◆ **Problem statement**: Every line below that mentions the word "Polarization" should be copied out.

[A run of records]
======
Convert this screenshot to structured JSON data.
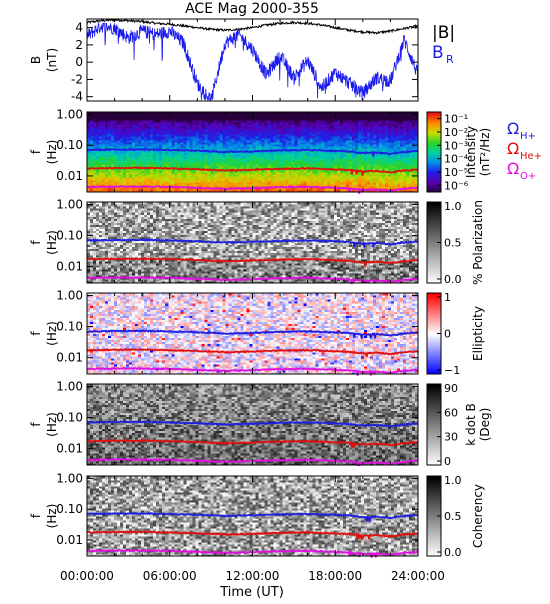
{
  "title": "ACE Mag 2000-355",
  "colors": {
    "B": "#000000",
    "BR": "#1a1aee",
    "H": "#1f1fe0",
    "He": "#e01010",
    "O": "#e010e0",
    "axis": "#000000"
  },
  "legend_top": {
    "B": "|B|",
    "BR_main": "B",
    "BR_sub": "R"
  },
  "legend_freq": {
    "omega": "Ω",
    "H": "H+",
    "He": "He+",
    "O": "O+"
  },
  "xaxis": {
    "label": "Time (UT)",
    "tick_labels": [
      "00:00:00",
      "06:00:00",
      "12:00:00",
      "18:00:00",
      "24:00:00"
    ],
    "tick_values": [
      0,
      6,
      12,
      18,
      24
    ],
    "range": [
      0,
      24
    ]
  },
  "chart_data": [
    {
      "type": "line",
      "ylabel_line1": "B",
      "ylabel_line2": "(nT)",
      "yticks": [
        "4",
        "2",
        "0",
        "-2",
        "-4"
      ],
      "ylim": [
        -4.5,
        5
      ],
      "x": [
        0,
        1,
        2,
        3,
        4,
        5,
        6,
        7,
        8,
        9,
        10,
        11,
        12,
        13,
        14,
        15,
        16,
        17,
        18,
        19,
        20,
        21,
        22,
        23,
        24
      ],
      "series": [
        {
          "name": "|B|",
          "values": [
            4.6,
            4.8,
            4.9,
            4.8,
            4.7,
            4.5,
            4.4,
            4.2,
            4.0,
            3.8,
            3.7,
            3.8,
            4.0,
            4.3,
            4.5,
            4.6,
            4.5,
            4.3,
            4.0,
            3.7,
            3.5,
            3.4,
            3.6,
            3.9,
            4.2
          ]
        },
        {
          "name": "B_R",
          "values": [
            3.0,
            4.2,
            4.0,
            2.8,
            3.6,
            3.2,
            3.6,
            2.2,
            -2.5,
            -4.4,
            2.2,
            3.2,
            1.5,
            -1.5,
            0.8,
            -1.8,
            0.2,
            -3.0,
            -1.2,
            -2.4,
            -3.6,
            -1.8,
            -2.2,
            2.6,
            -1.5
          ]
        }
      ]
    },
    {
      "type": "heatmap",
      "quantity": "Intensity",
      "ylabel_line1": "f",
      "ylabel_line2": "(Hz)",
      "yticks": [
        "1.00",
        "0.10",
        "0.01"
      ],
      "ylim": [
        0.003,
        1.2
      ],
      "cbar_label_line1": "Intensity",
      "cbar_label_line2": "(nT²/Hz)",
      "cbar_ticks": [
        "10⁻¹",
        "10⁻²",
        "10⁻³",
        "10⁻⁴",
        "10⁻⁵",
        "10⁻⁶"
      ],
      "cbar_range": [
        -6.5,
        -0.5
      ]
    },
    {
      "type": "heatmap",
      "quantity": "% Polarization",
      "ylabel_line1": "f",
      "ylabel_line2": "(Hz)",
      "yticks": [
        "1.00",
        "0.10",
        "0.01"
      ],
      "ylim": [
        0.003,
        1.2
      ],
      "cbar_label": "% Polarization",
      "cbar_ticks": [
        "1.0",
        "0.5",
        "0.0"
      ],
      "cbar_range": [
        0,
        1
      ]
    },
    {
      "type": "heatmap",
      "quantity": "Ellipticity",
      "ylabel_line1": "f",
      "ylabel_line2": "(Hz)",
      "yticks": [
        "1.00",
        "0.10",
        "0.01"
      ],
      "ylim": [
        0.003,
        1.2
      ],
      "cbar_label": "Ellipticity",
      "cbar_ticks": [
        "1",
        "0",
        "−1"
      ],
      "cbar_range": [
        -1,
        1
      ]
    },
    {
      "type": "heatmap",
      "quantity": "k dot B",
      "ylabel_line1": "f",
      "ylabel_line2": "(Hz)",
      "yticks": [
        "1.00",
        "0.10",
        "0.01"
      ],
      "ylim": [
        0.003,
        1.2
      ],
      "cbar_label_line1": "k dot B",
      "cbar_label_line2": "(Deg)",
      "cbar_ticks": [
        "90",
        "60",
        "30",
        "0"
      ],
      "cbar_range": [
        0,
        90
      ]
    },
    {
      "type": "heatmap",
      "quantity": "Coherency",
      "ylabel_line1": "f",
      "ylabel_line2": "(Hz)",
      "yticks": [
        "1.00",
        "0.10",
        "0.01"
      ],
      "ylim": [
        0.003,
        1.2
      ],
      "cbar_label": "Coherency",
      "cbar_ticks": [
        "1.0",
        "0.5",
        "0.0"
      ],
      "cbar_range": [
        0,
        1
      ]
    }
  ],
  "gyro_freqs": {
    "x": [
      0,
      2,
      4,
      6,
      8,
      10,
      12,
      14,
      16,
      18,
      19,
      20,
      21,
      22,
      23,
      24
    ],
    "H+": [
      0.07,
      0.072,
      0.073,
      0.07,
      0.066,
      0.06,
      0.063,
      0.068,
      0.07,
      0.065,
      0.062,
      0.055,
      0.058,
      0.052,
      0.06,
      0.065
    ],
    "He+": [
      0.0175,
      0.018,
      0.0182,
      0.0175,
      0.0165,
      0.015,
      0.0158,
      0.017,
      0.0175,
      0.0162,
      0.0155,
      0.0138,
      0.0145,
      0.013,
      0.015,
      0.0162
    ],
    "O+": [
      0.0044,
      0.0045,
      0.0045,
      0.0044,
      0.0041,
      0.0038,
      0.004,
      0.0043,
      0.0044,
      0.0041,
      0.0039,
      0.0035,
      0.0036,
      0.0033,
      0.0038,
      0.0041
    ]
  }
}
======
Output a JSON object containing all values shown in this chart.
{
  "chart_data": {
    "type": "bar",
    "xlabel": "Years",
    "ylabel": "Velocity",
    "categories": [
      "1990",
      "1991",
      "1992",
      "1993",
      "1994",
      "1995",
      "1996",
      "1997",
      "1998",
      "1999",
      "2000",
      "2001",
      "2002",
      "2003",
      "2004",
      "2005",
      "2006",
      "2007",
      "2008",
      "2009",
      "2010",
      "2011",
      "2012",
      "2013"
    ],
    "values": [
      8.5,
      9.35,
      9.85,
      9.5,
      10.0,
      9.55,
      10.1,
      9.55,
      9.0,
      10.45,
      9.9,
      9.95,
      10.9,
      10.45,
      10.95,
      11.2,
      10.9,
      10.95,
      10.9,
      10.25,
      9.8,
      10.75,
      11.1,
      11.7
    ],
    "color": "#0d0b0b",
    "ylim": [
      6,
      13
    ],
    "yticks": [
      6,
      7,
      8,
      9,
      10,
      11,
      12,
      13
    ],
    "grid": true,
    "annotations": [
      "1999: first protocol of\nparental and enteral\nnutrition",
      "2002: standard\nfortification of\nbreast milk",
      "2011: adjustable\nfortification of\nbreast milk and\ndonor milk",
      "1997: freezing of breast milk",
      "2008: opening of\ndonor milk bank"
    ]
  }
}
======
◆ **The reply**:
      "quantity": "% Polarization",
      "cbar_label": "% Polarization",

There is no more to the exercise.